### Items from a figure collection
________________

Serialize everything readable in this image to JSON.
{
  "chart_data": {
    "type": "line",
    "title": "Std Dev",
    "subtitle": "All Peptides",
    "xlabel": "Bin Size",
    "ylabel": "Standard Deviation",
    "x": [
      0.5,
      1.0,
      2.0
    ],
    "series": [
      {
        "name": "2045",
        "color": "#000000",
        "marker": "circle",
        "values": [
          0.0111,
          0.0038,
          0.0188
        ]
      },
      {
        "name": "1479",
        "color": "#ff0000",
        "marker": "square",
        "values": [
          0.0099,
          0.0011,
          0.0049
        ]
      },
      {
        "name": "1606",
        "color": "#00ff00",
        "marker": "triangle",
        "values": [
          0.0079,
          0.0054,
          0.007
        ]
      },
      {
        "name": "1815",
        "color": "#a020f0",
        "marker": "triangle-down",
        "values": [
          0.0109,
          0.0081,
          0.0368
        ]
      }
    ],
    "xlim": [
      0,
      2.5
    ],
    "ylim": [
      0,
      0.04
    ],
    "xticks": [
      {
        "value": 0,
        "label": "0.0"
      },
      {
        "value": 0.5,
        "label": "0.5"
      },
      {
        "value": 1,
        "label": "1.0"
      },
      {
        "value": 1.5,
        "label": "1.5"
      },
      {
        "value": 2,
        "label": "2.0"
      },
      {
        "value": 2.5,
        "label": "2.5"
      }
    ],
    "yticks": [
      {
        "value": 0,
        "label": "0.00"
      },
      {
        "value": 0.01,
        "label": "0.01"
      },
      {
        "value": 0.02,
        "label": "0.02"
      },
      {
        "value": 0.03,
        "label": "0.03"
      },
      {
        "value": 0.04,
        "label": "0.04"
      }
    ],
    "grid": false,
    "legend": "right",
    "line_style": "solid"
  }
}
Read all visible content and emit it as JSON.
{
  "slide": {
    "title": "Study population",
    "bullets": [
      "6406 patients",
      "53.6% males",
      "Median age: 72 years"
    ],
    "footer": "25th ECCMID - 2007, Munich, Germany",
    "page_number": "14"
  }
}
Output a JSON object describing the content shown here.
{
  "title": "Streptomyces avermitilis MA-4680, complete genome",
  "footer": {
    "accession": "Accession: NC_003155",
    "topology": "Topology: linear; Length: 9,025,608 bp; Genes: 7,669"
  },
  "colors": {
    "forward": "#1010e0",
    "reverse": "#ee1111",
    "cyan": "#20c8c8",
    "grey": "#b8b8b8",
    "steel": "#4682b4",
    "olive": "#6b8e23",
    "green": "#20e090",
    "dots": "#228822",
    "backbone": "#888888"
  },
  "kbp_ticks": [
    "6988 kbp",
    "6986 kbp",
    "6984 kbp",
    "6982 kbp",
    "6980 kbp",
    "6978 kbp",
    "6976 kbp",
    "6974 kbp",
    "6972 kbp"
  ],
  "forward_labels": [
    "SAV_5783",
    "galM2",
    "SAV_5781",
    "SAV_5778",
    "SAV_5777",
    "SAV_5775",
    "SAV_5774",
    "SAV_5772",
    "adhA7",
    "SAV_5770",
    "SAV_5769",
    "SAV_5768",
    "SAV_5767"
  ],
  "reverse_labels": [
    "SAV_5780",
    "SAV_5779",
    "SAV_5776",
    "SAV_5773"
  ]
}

________________

### Work to complete
Using the records above, please repeat the line with "Read all visible content and emit it as JSON." and every line after it exactly, and give no other text.

### Written answer
Read all visible content and emit it as JSON.
{
  "slide": {
    "title": "Study population",
    "bullets": [
      "6406 patients",
      "53.6% males",
      "Median age: 72 years"
    ],
    "footer": "25th ECCMID - 2007, Munich, Germany",
    "page_number": "14"
  }
}
Output a JSON object describing the content shown here.
{
  "title": "Streptomyces avermitilis MA-4680, complete genome",
  "footer": {
    "accession": "Accession: NC_003155",
    "topology": "Topology: linear; Length: 9,025,608 bp; Genes: 7,669"
  },
  "colors": {
    "forward": "#1010e0",
    "reverse": "#ee1111",
    "cyan": "#20c8c8",
    "grey": "#b8b8b8",
    "steel": "#4682b4",
    "olive": "#6b8e23",
    "green": "#20e090",
    "dots": "#228822",
    "backbone": "#888888"
  },
  "kbp_ticks": [
    "6988 kbp",
    "6986 kbp",
    "6984 kbp",
    "6982 kbp",
    "6980 kbp",
    "6978 kbp",
    "6976 kbp",
    "6974 kbp",
    "6972 kbp"
  ],
  "forward_labels": [
    "SAV_5783",
    "galM2",
    "SAV_5781",
    "SAV_5778",
    "SAV_5777",
    "SAV_5775",
    "SAV_5774",
    "SAV_5772",
    "adhA7",
    "SAV_5770",
    "SAV_5769",
    "SAV_5768",
    "SAV_5767"
  ],
  "reverse_labels": [
    "SAV_5780",
    "SAV_5779",
    "SAV_5776",
    "SAV_5773"
  ]
}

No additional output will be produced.